begin Supplied data

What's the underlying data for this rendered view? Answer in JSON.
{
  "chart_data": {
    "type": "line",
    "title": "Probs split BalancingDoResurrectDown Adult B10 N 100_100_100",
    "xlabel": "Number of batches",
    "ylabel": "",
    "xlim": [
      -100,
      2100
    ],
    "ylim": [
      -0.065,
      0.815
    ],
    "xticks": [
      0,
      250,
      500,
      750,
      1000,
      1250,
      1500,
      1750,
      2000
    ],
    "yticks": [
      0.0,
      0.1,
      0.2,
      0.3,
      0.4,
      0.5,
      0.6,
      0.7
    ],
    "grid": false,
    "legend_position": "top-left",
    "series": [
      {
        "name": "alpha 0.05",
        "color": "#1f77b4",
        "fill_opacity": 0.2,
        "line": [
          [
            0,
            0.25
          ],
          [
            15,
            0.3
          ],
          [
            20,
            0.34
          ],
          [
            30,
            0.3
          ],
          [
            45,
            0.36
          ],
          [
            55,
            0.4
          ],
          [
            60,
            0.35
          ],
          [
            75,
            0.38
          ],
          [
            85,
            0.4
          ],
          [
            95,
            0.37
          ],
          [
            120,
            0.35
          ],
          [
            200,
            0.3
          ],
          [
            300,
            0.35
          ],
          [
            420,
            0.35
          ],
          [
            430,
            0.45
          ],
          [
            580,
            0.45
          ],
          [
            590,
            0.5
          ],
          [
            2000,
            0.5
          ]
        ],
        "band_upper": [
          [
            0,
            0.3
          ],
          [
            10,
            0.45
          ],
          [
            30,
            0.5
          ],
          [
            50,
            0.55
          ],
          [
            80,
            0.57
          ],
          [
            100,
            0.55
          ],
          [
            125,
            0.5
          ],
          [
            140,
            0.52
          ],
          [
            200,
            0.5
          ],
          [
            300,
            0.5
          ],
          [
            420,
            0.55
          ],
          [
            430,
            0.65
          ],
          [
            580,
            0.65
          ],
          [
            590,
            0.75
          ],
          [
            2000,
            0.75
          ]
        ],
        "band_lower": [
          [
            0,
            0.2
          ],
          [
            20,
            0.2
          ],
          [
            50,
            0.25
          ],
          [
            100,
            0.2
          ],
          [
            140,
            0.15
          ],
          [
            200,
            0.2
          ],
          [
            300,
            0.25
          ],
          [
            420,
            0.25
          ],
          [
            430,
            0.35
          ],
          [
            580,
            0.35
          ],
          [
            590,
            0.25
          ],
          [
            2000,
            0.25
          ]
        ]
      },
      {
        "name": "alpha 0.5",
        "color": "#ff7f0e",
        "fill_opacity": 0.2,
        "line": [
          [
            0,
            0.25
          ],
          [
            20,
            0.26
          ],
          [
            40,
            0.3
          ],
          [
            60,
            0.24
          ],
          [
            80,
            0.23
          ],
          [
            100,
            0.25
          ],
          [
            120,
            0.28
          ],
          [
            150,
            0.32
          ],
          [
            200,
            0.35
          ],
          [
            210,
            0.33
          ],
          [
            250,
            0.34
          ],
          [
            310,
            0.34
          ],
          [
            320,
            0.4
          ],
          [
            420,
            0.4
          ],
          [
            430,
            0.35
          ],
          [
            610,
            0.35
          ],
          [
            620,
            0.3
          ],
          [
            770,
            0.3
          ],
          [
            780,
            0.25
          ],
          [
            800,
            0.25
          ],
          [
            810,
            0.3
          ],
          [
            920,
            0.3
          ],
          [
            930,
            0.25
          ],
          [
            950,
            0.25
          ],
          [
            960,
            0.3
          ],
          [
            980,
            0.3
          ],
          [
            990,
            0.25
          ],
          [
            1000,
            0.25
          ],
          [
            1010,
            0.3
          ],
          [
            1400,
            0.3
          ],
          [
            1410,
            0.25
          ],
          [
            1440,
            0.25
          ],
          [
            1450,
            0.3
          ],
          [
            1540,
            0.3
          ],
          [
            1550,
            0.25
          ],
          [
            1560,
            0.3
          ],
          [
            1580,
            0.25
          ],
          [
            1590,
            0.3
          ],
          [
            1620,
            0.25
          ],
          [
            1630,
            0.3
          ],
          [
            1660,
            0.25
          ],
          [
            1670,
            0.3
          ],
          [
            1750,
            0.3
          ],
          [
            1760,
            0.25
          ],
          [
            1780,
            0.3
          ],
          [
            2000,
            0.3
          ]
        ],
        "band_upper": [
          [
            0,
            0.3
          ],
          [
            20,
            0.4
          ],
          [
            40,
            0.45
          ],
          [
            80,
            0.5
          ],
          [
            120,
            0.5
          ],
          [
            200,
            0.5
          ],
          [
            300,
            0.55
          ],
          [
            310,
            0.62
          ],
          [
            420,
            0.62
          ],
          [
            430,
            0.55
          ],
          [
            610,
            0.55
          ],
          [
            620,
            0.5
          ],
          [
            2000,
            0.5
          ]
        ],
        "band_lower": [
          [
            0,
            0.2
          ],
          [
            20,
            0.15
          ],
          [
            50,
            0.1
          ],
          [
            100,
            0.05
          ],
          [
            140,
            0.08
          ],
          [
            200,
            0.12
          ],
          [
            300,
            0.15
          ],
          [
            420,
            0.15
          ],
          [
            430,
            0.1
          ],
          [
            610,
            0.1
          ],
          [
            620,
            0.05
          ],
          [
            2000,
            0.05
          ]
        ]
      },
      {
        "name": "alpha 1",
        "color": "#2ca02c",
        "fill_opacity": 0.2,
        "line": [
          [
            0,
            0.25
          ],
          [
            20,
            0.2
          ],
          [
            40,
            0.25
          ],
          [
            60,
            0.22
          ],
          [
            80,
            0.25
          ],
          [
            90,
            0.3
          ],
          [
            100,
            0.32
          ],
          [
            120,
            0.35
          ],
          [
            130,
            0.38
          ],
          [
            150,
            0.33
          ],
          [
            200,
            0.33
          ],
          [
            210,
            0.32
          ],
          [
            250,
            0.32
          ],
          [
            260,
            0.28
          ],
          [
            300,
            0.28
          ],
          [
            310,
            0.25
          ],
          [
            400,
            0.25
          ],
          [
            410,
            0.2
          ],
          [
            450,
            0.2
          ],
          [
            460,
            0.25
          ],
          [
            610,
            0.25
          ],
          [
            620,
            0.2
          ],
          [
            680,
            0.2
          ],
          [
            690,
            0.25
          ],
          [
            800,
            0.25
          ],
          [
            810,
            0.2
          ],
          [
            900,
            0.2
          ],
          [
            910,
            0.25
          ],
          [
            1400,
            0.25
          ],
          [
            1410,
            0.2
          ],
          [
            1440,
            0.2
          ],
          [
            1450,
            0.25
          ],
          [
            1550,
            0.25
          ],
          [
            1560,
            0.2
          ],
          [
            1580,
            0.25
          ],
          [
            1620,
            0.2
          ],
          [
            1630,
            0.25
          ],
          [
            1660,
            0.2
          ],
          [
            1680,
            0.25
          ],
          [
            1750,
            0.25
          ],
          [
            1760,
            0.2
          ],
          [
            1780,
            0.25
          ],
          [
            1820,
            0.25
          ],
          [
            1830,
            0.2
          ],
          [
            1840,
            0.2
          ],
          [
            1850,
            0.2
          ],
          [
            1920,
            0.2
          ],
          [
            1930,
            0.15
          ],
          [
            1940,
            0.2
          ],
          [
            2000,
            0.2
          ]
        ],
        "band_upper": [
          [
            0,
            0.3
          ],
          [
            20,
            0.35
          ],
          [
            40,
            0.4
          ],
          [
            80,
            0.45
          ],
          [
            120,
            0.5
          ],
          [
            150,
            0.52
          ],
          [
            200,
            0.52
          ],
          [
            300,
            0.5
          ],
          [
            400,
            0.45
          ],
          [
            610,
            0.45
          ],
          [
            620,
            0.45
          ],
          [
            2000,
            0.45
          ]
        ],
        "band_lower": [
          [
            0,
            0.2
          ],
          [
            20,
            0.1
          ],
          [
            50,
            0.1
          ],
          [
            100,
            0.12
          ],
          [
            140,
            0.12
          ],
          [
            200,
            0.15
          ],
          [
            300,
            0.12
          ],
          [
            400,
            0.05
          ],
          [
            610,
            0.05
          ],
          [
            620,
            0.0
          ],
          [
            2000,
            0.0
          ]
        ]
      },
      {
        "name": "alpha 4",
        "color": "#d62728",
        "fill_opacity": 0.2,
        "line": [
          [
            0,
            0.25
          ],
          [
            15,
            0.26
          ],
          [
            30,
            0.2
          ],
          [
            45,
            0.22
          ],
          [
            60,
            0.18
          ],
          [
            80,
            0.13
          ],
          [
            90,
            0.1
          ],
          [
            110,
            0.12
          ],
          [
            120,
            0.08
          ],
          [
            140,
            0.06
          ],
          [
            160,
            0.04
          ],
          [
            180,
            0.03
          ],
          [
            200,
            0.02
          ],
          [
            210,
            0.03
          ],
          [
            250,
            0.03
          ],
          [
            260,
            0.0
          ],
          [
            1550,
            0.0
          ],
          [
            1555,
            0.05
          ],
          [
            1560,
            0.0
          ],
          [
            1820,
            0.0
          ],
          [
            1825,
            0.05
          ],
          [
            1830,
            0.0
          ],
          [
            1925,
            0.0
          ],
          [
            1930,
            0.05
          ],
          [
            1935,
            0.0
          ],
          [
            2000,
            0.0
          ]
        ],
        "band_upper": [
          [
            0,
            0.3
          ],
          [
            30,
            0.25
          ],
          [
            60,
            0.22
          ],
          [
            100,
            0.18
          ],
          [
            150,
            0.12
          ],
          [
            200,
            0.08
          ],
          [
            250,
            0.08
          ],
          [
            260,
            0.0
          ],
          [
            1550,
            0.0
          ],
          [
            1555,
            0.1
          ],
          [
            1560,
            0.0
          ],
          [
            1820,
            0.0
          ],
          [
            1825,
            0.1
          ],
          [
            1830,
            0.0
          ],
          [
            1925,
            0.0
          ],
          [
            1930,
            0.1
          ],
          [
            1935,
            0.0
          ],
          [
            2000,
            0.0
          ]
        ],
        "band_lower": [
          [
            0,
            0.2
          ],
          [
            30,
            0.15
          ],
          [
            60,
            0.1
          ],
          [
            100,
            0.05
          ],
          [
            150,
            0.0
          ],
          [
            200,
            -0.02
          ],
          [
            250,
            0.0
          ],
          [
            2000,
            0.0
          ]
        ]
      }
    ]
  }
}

end Supplied data

What is expected. Find the lines that include the string "alpha", then copy each of them.

Result of this task.
        "name": "alpha 0.05",
        "name": "alpha 0.5",
        "name": "alpha 1",
        "name": "alpha 4",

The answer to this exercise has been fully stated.